Reproduce the listing below verbatim.

**The records:**
################
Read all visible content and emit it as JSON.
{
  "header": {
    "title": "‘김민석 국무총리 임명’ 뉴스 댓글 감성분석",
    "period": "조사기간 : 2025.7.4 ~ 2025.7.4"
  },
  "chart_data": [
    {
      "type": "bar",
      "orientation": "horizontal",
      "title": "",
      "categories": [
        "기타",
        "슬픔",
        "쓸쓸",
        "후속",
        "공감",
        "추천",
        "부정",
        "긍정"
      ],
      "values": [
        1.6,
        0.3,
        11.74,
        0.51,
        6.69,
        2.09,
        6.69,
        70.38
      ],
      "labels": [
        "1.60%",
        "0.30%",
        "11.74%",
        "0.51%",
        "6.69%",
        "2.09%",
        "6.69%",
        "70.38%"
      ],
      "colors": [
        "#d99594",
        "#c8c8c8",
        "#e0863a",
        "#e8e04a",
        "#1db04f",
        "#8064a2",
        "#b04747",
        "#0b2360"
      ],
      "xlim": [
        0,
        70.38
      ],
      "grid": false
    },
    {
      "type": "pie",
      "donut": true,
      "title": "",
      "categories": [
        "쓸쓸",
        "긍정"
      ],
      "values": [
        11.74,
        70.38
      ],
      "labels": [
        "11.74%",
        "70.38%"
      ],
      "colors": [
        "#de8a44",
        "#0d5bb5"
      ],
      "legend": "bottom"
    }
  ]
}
################
**Exercise result:**
Read all visible content and emit it as JSON.
{
  "header": {
    "title": "‘김민석 국무총리 임명’ 뉴스 댓글 감성분석",
    "period": "조사기간 : 2025.7.4 ~ 2025.7.4"
  },
  "chart_data": [
    {
      "type": "bar",
      "orientation": "horizontal",
      "title": "",
      "categories": [
        "기타",
        "슬픔",
        "쓸쓸",
        "후속",
        "공감",
        "추천",
        "부정",
        "긍정"
      ],
      "values": [
        1.6,
        0.3,
        11.74,
        0.51,
        6.69,
        2.09,
        6.69,
        70.38
      ],
      "labels": [
        "1.60%",
        "0.30%",
        "11.74%",
        "0.51%",
        "6.69%",
        "2.09%",
        "6.69%",
        "70.38%"
      ],
      "colors": [
        "#d99594",
        "#c8c8c8",
        "#e0863a",
        "#e8e04a",
        "#1db04f",
        "#8064a2",
        "#b04747",
        "#0b2360"
      ],
      "xlim": [
        0,
        70.38
      ],
      "grid": false
    },
    {
      "type": "pie",
      "donut": true,
      "title": "",
      "categories": [
        "쓸쓸",
        "긍정"
      ],
      "values": [
        11.74,
        70.38
      ],
      "labels": [
        "11.74%",
        "70.38%"
      ],
      "colors": [
        "#de8a44",
        "#0d5bb5"
      ],
      "legend": "bottom"
    }
  ]
}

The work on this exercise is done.